Set down, in full, every record in the block.

::: PROVIDED DATA

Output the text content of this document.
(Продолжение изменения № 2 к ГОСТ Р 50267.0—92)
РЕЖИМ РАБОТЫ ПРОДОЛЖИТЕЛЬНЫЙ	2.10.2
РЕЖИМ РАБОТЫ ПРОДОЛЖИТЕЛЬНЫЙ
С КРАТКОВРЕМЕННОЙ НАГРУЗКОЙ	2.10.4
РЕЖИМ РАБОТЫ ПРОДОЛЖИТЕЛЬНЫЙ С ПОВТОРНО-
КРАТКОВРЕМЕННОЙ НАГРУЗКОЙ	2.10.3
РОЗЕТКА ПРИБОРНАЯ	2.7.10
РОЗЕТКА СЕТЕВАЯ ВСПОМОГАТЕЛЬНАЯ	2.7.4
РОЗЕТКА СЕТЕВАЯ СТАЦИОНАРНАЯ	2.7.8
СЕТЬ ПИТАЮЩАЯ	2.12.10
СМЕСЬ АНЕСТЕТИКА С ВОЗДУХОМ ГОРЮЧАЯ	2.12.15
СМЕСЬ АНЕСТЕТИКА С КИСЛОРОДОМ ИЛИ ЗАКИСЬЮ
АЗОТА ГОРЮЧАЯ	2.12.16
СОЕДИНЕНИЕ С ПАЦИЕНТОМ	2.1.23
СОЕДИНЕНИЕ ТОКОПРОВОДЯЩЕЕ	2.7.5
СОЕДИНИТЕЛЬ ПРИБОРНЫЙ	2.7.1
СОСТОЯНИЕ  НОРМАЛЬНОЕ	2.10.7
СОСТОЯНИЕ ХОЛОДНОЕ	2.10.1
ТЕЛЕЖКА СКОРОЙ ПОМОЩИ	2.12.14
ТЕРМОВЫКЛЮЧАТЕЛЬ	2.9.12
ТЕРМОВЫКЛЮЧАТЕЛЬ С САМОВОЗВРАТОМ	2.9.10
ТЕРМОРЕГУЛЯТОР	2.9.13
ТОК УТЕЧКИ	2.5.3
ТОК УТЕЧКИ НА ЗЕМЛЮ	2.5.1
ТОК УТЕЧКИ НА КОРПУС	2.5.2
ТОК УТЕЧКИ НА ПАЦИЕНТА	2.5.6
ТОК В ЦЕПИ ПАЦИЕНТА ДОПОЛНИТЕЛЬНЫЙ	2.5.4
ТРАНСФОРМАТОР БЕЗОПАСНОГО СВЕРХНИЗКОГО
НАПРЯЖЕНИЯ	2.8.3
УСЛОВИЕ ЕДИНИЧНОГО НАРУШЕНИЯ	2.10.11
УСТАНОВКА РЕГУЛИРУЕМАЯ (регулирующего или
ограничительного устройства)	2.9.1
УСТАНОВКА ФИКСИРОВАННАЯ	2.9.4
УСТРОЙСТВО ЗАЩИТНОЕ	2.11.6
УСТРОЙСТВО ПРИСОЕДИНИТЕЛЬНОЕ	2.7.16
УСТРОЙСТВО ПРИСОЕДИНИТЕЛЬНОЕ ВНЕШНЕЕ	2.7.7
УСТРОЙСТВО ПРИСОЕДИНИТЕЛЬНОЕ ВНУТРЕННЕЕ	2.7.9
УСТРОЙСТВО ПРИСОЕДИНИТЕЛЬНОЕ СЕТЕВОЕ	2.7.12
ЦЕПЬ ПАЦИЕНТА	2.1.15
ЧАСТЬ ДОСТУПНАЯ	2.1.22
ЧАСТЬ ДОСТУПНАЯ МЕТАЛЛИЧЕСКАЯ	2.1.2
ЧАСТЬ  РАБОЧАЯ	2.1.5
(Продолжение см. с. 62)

::::::

RESPONSE TO THIS EXERCISE ->
Output the text content of this document.
(Продолжение изменения № 2 к ГОСТ Р 50267.0—92)
РЕЖИМ РАБОТЫ ПРОДОЛЖИТЕЛЬНЫЙ	2.10.2
РЕЖИМ РАБОТЫ ПРОДОЛЖИТЕЛЬНЫЙ
С КРАТКОВРЕМЕННОЙ НАГРУЗКОЙ	2.10.4
РЕЖИМ РАБОТЫ ПРОДОЛЖИТЕЛЬНЫЙ С ПОВТОРНО-
КРАТКОВРЕМЕННОЙ НАГРУЗКОЙ	2.10.3
РОЗЕТКА ПРИБОРНАЯ	2.7.10
РОЗЕТКА СЕТЕВАЯ ВСПОМОГАТЕЛЬНАЯ	2.7.4
РОЗЕТКА СЕТЕВАЯ СТАЦИОНАРНАЯ	2.7.8
СЕТЬ ПИТАЮЩАЯ	2.12.10
СМЕСЬ АНЕСТЕТИКА С ВОЗДУХОМ ГОРЮЧАЯ	2.12.15
СМЕСЬ АНЕСТЕТИКА С КИСЛОРОДОМ ИЛИ ЗАКИСЬЮ
АЗОТА ГОРЮЧАЯ	2.12.16
СОЕДИНЕНИЕ С ПАЦИЕНТОМ	2.1.23
СОЕДИНЕНИЕ ТОКОПРОВОДЯЩЕЕ	2.7.5
СОЕДИНИТЕЛЬ ПРИБОРНЫЙ	2.7.1
СОСТОЯНИЕ  НОРМАЛЬНОЕ	2.10.7
СОСТОЯНИЕ ХОЛОДНОЕ	2.10.1
ТЕЛЕЖКА СКОРОЙ ПОМОЩИ	2.12.14
ТЕРМОВЫКЛЮЧАТЕЛЬ	2.9.12
ТЕРМОВЫКЛЮЧАТЕЛЬ С САМОВОЗВРАТОМ	2.9.10
ТЕРМОРЕГУЛЯТОР	2.9.13
ТОК УТЕЧКИ	2.5.3
ТОК УТЕЧКИ НА ЗЕМЛЮ	2.5.1
ТОК УТЕЧКИ НА КОРПУС	2.5.2
ТОК УТЕЧКИ НА ПАЦИЕНТА	2.5.6
ТОК В ЦЕПИ ПАЦИЕНТА ДОПОЛНИТЕЛЬНЫЙ	2.5.4
ТРАНСФОРМАТОР БЕЗОПАСНОГО СВЕРХНИЗКОГО
НАПРЯЖЕНИЯ	2.8.3
УСЛОВИЕ ЕДИНИЧНОГО НАРУШЕНИЯ	2.10.11
УСТАНОВКА РЕГУЛИРУЕМАЯ (регулирующего или
ограничительного устройства)	2.9.1
УСТАНОВКА ФИКСИРОВАННАЯ	2.9.4
УСТРОЙСТВО ЗАЩИТНОЕ	2.11.6
УСТРОЙСТВО ПРИСОЕДИНИТЕЛЬНОЕ	2.7.16
УСТРОЙСТВО ПРИСОЕДИНИТЕЛЬНОЕ ВНЕШНЕЕ	2.7.7
УСТРОЙСТВО ПРИСОЕДИНИТЕЛЬНОЕ ВНУТРЕННЕЕ	2.7.9
УСТРОЙСТВО ПРИСОЕДИНИТЕЛЬНОЕ СЕТЕВОЕ	2.7.12
ЦЕПЬ ПАЦИЕНТА	2.1.15
ЧАСТЬ ДОСТУПНАЯ	2.1.22
ЧАСТЬ ДОСТУПНАЯ МЕТАЛЛИЧЕСКАЯ	2.1.2
ЧАСТЬ  РАБОЧАЯ	2.1.5
(Продолжение см. с. 62)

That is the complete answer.